### Exercise task
Repeat each entry as written and leave the images out of the copy.

### Data lines

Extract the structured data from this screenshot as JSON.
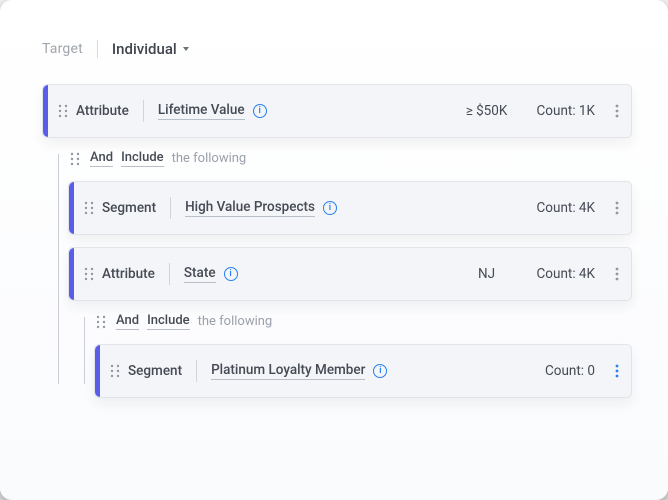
{
  "header": {
    "target_label": "Target",
    "type": "Individual"
  },
  "rows": [
    {
      "kind": "Attribute",
      "value": "Lifetime Value",
      "op": "≥ $50K",
      "count": "Count: 1K"
    }
  ],
  "group1": {
    "op": "And",
    "mode": "Include",
    "rest": "the following",
    "rows": [
      {
        "kind": "Segment",
        "value": "High Value Prospects",
        "op": "",
        "count": "Count: 4K"
      },
      {
        "kind": "Attribute",
        "value": "State",
        "op": "NJ",
        "count": "Count: 4K"
      }
    ],
    "group2": {
      "op": "And",
      "mode": "Include",
      "rest": "the following",
      "rows": [
        {
          "kind": "Segment",
          "value": "Platinum Loyalty Member",
          "op": "",
          "count": "Count: 0"
        }
      ]
    }
  }
}
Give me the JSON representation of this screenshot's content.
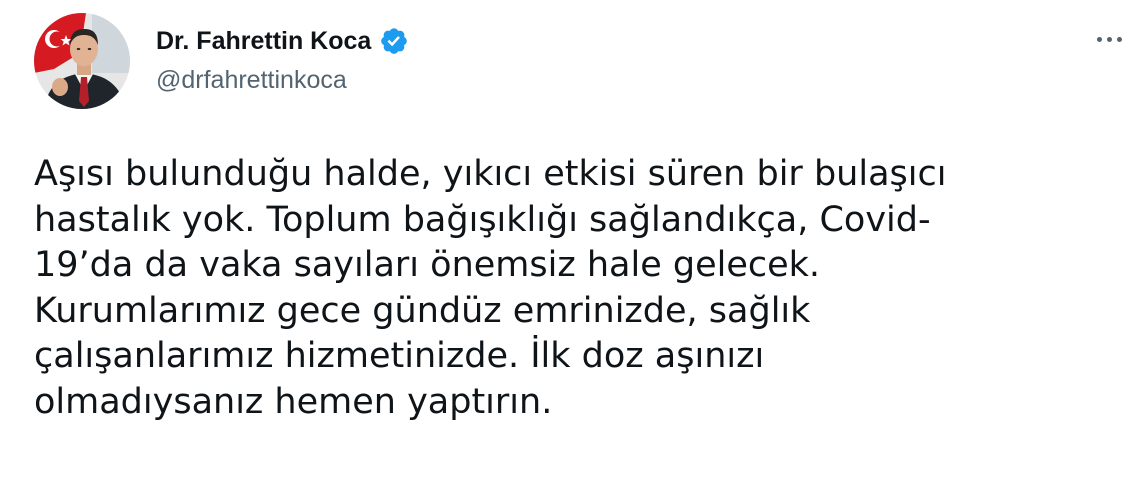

### Task output
Extract the structured data from this screenshot as JSON.
{
  "header": {
    "target_label": "Target",
    "type": "Individual"
  },
  "rows": [
    {
      "kind": "Attribute",
      "value": "Lifetime Value",
      "op": "≥ $50K",
      "count": "Count: 1K"
    }
  ],
  "group1": {
    "op": "And",
    "mode": "Include",
    "rest": "the following",
    "rows": [
      {
        "kind": "Segment",
        "value": "High Value Prospects",
        "op": "",
        "count": "Count: 4K"
      },
      {
        "kind": "Attribute",
        "value": "State",
        "op": "NJ",
        "count": "Count: 4K"
      }
    ],
    "group2": {
      "op": "And",
      "mode": "Include",
      "rest": "the following",
      "rows": [
        {
          "kind": "Segment",
          "value": "Platinum Loyalty Member",
          "op": "",
          "count": "Count: 0"
        }
      ]
    }
  }
}
Give me the JSON representation of this screenshot's content.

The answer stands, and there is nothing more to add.